-- begin Provided data --

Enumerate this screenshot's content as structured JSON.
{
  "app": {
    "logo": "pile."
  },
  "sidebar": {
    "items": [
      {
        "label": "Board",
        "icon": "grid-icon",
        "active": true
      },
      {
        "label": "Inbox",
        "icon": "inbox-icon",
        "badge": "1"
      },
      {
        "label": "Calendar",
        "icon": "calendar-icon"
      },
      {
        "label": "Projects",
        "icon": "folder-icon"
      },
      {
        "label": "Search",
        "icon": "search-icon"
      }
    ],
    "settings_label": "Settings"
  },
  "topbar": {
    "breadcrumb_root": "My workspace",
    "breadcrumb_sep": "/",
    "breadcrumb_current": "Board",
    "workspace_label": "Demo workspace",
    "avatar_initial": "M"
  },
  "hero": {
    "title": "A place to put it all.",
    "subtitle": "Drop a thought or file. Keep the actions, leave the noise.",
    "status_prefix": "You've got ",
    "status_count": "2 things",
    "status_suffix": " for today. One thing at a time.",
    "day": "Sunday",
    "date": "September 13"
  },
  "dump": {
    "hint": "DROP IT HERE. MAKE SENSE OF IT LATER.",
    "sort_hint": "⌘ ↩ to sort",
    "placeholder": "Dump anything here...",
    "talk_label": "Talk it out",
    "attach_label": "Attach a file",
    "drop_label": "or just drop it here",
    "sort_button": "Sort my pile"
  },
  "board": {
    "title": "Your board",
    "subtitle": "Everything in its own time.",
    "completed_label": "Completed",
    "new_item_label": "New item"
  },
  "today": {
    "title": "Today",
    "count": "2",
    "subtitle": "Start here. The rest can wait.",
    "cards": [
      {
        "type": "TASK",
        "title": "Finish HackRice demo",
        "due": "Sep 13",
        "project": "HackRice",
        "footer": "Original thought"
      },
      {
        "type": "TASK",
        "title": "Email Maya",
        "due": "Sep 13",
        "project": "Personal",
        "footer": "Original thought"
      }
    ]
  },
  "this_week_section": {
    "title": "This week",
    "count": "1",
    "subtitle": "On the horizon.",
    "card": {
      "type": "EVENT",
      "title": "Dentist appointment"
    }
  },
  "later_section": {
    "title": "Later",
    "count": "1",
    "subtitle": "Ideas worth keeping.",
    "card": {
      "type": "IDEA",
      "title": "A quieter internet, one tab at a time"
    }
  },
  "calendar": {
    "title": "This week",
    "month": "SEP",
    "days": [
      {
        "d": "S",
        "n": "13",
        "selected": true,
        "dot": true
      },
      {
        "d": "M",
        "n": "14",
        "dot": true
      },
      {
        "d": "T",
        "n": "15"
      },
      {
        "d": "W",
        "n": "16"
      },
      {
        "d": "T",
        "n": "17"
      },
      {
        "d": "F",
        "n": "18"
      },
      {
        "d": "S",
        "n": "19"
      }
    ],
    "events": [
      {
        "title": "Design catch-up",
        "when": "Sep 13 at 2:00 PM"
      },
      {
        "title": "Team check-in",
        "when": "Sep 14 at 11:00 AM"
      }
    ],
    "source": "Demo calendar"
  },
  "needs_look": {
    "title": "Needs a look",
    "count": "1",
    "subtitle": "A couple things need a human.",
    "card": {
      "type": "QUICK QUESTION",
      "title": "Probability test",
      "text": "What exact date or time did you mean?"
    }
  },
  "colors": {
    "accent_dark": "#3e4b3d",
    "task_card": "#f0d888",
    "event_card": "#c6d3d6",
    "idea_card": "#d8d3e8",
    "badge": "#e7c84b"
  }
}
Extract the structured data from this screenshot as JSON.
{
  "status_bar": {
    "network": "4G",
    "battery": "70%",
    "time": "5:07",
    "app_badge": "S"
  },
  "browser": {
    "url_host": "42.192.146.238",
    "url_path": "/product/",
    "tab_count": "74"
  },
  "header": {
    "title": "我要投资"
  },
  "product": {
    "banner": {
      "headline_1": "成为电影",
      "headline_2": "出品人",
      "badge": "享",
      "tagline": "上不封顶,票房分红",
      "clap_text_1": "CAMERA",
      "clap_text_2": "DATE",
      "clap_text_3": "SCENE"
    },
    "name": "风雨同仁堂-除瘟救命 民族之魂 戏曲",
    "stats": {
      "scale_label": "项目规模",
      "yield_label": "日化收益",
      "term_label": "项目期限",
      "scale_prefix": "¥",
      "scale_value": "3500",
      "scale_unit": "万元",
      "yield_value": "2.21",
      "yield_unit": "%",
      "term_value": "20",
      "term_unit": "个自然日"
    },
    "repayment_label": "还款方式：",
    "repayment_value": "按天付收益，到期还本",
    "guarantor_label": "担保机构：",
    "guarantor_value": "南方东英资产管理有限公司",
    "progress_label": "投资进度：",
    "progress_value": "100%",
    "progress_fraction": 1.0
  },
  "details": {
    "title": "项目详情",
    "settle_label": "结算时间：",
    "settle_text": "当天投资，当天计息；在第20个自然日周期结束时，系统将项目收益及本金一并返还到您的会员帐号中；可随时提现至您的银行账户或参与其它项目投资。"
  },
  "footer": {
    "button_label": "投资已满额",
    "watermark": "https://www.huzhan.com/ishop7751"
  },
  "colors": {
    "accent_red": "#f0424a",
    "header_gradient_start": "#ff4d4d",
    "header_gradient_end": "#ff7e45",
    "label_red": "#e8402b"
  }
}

-- end Provided data --

### What to produce
Above are the records; copy all of them exactly.

### Answer to the problem
Enumerate this screenshot's content as structured JSON.
{
  "app": {
    "logo": "pile."
  },
  "sidebar": {
    "items": [
      {
        "label": "Board",
        "icon": "grid-icon",
        "active": true
      },
      {
        "label": "Inbox",
        "icon": "inbox-icon",
        "badge": "1"
      },
      {
        "label": "Calendar",
        "icon": "calendar-icon"
      },
      {
        "label": "Projects",
        "icon": "folder-icon"
      },
      {
        "label": "Search",
        "icon": "search-icon"
      }
    ],
    "settings_label": "Settings"
  },
  "topbar": {
    "breadcrumb_root": "My workspace",
    "breadcrumb_sep": "/",
    "breadcrumb_current": "Board",
    "workspace_label": "Demo workspace",
    "avatar_initial": "M"
  },
  "hero": {
    "title": "A place to put it all.",
    "subtitle": "Drop a thought or file. Keep the actions, leave the noise.",
    "status_prefix": "You've got ",
    "status_count": "2 things",
    "status_suffix": " for today. One thing at a time.",
    "day": "Sunday",
    "date": "September 13"
  },
  "dump": {
    "hint": "DROP IT HERE. MAKE SENSE OF IT LATER.",
    "sort_hint": "⌘ ↩ to sort",
    "placeholder": "Dump anything here...",
    "talk_label": "Talk it out",
    "attach_label": "Attach a file",
    "drop_label": "or just drop it here",
    "sort_button": "Sort my pile"
  },
  "board": {
    "title": "Your board",
    "subtitle": "Everything in its own time.",
    "completed_label": "Completed",
    "new_item_label": "New item"
  },
  "today": {
    "title": "Today",
    "count": "2",
    "subtitle": "Start here. The rest can wait.",
    "cards": [
      {
        "type": "TASK",
        "title": "Finish HackRice demo",
        "due": "Sep 13",
        "project": "HackRice",
        "footer": "Original thought"
      },
      {
        "type": "TASK",
        "title": "Email Maya",
        "due": "Sep 13",
        "project": "Personal",
        "footer": "Original thought"
      }
    ]
  },
  "this_week_section": {
    "title": "This week",
    "count": "1",
    "subtitle": "On the horizon.",
    "card": {
      "type": "EVENT",
      "title": "Dentist appointment"
    }
  },
  "later_section": {
    "title": "Later",
    "count": "1",
    "subtitle": "Ideas worth keeping.",
    "card": {
      "type": "IDEA",
      "title": "A quieter internet, one tab at a time"
    }
  },
  "calendar": {
    "title": "This week",
    "month": "SEP",
    "days": [
      {
        "d": "S",
        "n": "13",
        "selected": true,
        "dot": true
      },
      {
        "d": "M",
        "n": "14",
        "dot": true
      },
      {
        "d": "T",
        "n": "15"
      },
      {
        "d": "W",
        "n": "16"
      },
      {
        "d": "T",
        "n": "17"
      },
      {
        "d": "F",
        "n": "18"
      },
      {
        "d": "S",
        "n": "19"
      }
    ],
    "events": [
      {
        "title": "Design catch-up",
        "when": "Sep 13 at 2:00 PM"
      },
      {
        "title": "Team check-in",
        "when": "Sep 14 at 11:00 AM"
      }
    ],
    "source": "Demo calendar"
  },
  "needs_look": {
    "title": "Needs a look",
    "count": "1",
    "subtitle": "A couple things need a human.",
    "card": {
      "type": "QUICK QUESTION",
      "title": "Probability test",
      "text": "What exact date or time did you mean?"
    }
  },
  "colors": {
    "accent_dark": "#3e4b3d",
    "task_card": "#f0d888",
    "event_card": "#c6d3d6",
    "idea_card": "#d8d3e8",
    "badge": "#e7c84b"
  }
}
Extract the structured data from this screenshot as JSON.
{
  "status_bar": {
    "network": "4G",
    "battery": "70%",
    "time": "5:07",
    "app_badge": "S"
  },
  "browser": {
    "url_host": "42.192.146.238",
    "url_path": "/product/",
    "tab_count": "74"
  },
  "header": {
    "title": "我要投资"
  },
  "product": {
    "banner": {
      "headline_1": "成为电影",
      "headline_2": "出品人",
      "badge": "享",
      "tagline": "上不封顶,票房分红",
      "clap_text_1": "CAMERA",
      "clap_text_2": "DATE",
      "clap_text_3": "SCENE"
    },
    "name": "风雨同仁堂-除瘟救命 民族之魂 戏曲",
    "stats": {
      "scale_label": "项目规模",
      "yield_label": "日化收益",
      "term_label": "项目期限",
      "scale_prefix": "¥",
      "scale_value": "3500",
      "scale_unit": "万元",
      "yield_value": "2.21",
      "yield_unit": "%",
      "term_value": "20",
      "term_unit": "个自然日"
    },
    "repayment_label": "还款方式：",
    "repayment_value": "按天付收益，到期还本",
    "guarantor_label": "担保机构：",
    "guarantor_value": "南方东英资产管理有限公司",
    "progress_label": "投资进度：",
    "progress_value": "100%",
    "progress_fraction": 1.0
  },
  "details": {
    "title": "项目详情",
    "settle_label": "结算时间：",
    "settle_text": "当天投资，当天计息；在第20个自然日周期结束时，系统将项目收益及本金一并返还到您的会员帐号中；可随时提现至您的银行账户或参与其它项目投资。"
  },
  "footer": {
    "button_label": "投资已满额",
    "watermark": "https://www.huzhan.com/ishop7751"
  },
  "colors": {
    "accent_red": "#f0424a",
    "header_gradient_start": "#ff4d4d",
    "header_gradient_end": "#ff7e45",
    "label_red": "#e8402b"
  }
}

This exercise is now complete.